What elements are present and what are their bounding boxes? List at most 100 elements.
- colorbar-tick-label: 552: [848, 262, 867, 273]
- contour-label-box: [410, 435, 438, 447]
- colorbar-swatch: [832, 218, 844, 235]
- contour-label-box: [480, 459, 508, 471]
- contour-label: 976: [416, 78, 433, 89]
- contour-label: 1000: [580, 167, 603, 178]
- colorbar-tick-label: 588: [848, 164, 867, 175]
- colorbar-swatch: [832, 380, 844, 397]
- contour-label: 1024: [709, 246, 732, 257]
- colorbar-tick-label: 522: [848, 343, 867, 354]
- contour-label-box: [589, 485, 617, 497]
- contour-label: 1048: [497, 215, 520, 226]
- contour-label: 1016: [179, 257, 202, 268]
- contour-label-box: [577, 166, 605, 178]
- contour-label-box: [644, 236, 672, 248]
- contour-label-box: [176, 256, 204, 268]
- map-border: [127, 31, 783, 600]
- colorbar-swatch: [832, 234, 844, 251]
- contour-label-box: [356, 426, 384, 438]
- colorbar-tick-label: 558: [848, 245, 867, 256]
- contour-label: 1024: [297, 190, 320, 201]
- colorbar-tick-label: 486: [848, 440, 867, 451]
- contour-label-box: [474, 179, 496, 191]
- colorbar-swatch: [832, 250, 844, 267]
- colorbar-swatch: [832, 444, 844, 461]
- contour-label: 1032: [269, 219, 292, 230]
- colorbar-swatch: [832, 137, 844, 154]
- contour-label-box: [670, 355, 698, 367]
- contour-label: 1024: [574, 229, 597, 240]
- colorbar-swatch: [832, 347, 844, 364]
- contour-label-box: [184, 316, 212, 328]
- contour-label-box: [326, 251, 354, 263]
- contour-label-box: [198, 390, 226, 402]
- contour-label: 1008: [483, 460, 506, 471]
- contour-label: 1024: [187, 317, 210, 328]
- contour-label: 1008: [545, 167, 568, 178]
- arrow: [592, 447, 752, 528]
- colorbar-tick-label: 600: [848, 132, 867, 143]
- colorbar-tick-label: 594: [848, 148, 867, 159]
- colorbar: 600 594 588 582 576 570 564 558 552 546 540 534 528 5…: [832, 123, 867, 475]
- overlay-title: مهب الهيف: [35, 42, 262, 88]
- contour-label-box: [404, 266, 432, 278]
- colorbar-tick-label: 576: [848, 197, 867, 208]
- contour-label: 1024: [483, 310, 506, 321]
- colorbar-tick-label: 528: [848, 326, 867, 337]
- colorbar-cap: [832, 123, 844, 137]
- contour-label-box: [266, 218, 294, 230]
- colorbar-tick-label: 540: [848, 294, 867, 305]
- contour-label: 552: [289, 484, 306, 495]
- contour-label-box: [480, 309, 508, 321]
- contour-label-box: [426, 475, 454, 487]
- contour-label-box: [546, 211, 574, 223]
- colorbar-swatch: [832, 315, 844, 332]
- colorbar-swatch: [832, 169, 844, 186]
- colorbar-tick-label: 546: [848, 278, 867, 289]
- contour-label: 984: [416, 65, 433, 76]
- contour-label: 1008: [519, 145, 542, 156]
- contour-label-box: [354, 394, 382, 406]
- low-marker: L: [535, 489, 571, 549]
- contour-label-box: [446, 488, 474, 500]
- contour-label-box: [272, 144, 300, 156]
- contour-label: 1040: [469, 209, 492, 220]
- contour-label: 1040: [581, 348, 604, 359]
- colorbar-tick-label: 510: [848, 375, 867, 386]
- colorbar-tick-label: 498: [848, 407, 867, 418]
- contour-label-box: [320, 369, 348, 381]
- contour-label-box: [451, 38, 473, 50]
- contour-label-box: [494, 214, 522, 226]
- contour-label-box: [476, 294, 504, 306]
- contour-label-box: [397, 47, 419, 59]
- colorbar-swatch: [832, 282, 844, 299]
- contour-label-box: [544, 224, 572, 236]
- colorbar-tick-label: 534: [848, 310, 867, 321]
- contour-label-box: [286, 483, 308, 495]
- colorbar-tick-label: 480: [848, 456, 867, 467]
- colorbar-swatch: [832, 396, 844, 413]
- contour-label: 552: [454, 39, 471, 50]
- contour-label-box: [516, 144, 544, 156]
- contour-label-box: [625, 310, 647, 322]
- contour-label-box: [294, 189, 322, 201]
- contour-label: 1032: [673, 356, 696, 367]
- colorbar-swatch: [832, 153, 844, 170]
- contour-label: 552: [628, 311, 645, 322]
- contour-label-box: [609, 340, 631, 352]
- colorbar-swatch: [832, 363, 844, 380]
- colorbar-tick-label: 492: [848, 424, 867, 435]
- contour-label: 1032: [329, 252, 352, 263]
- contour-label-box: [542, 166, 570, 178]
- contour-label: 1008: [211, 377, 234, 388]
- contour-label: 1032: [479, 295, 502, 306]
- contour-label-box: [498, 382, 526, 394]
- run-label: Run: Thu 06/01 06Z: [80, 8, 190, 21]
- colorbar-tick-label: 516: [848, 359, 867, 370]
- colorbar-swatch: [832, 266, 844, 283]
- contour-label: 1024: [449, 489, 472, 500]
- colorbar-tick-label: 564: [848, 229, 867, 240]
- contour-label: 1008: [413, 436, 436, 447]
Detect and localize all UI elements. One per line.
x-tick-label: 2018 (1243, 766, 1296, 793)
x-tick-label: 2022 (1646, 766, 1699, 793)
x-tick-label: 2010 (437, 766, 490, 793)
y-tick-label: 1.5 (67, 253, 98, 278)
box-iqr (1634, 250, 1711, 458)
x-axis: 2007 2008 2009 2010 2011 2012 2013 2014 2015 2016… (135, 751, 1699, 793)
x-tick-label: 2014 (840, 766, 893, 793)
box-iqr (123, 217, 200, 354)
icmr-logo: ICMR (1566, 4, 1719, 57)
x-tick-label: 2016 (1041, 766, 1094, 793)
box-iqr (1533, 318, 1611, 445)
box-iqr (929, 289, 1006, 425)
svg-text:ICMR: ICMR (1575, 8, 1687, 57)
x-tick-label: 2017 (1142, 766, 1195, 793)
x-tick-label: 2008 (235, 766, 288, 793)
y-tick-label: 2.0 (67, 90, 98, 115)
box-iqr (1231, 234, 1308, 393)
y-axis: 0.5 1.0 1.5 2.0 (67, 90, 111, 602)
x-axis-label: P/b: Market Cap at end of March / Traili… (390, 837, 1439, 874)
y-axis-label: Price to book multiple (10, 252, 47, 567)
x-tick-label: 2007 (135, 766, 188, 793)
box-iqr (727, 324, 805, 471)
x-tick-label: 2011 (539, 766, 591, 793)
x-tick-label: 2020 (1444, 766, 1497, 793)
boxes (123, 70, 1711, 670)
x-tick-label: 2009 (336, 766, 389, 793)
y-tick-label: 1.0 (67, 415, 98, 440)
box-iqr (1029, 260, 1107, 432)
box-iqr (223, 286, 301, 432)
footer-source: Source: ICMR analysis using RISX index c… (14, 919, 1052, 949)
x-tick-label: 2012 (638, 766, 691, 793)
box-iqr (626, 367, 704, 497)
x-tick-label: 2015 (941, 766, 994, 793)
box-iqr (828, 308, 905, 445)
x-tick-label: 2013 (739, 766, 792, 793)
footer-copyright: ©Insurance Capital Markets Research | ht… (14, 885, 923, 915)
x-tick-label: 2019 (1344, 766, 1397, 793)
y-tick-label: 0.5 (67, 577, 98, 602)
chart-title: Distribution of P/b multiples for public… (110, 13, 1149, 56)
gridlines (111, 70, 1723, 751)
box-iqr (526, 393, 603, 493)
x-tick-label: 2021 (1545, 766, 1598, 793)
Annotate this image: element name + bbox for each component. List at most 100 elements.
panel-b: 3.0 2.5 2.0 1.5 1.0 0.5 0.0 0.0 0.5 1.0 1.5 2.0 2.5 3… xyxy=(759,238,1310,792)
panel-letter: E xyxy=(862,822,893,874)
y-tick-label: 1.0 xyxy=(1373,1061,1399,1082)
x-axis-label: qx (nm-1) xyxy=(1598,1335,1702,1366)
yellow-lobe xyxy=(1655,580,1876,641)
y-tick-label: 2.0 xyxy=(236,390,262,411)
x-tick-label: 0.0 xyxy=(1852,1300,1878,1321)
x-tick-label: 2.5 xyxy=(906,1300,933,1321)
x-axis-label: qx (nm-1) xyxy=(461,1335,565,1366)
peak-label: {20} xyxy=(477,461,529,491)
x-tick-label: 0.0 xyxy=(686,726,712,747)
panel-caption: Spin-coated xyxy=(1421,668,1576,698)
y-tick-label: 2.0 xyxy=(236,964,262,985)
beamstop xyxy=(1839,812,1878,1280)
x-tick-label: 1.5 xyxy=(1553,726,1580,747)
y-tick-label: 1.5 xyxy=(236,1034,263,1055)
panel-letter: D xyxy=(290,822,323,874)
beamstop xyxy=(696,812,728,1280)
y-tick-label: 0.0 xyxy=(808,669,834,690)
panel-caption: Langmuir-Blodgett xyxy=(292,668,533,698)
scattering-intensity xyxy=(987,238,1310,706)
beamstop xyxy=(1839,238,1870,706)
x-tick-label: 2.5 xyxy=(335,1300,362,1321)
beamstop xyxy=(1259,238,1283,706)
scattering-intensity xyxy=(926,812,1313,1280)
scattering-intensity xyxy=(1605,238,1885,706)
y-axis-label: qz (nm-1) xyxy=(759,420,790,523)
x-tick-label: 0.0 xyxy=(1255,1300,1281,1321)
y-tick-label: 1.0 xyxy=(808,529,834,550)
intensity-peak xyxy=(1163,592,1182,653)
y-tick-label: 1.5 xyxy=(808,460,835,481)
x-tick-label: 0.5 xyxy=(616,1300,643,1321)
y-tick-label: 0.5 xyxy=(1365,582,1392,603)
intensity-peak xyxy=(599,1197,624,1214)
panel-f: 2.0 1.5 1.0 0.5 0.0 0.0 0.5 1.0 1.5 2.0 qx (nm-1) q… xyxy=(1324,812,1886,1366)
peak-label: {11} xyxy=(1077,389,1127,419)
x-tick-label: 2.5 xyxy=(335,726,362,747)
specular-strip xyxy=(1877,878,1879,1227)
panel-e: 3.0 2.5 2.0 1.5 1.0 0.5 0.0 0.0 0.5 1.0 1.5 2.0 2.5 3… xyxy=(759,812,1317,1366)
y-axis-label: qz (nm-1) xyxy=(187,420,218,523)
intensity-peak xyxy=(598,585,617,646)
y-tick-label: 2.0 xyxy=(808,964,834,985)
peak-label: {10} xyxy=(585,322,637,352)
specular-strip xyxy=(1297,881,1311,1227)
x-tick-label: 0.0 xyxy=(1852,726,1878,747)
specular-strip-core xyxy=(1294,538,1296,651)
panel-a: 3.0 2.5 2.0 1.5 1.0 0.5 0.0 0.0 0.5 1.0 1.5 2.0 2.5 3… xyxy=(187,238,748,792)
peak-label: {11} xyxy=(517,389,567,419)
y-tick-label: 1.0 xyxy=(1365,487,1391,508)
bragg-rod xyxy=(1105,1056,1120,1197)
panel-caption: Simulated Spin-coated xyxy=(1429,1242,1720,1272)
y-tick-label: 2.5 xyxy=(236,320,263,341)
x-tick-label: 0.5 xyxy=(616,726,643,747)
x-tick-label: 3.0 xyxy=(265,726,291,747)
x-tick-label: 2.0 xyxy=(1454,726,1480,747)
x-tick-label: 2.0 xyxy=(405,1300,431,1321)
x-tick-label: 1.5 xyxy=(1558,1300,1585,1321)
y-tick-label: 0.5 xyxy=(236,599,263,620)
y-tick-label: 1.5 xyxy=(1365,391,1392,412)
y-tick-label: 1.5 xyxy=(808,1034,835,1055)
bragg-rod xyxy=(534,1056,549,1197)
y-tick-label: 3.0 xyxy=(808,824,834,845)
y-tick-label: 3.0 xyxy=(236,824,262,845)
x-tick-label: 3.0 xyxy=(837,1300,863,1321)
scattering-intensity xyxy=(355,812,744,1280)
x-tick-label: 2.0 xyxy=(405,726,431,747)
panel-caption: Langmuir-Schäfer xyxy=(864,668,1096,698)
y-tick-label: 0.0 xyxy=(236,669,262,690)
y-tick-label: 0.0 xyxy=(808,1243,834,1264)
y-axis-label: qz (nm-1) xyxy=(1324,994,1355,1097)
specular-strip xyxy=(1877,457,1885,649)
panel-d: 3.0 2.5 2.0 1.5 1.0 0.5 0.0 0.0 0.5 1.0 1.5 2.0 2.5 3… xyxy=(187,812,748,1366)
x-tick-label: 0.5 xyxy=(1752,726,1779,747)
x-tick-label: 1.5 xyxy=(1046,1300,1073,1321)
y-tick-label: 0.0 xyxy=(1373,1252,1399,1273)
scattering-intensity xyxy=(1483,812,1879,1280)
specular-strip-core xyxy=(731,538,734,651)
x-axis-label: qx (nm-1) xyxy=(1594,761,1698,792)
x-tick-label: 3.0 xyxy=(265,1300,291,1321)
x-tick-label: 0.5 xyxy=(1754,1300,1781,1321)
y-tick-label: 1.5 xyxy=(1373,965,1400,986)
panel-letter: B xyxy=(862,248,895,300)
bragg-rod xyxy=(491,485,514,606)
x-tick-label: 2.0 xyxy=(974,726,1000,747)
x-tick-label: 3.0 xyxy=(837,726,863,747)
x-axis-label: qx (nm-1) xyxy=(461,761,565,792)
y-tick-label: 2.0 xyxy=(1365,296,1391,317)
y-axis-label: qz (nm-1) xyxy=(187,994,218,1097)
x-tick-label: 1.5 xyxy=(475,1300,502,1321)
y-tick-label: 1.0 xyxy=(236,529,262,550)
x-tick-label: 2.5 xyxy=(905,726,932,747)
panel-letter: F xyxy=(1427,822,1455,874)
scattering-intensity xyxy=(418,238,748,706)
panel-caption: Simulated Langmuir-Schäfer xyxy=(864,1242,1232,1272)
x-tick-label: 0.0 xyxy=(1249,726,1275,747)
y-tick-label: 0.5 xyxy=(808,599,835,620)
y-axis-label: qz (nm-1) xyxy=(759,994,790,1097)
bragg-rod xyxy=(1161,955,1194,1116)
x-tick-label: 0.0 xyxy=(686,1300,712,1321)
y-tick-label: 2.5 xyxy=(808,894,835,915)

....................

> YOUR OBJECTIVE
Please gather every row that contains the word "Simulated" and list each one in full.

> RESPONSE TO THE TASK
panel-caption: Simulated Spin-coated xyxy=(1429,1242,1720,1272)
panel-caption: Simulated Langmuir-Schäfer xyxy=(864,1242,1232,1272)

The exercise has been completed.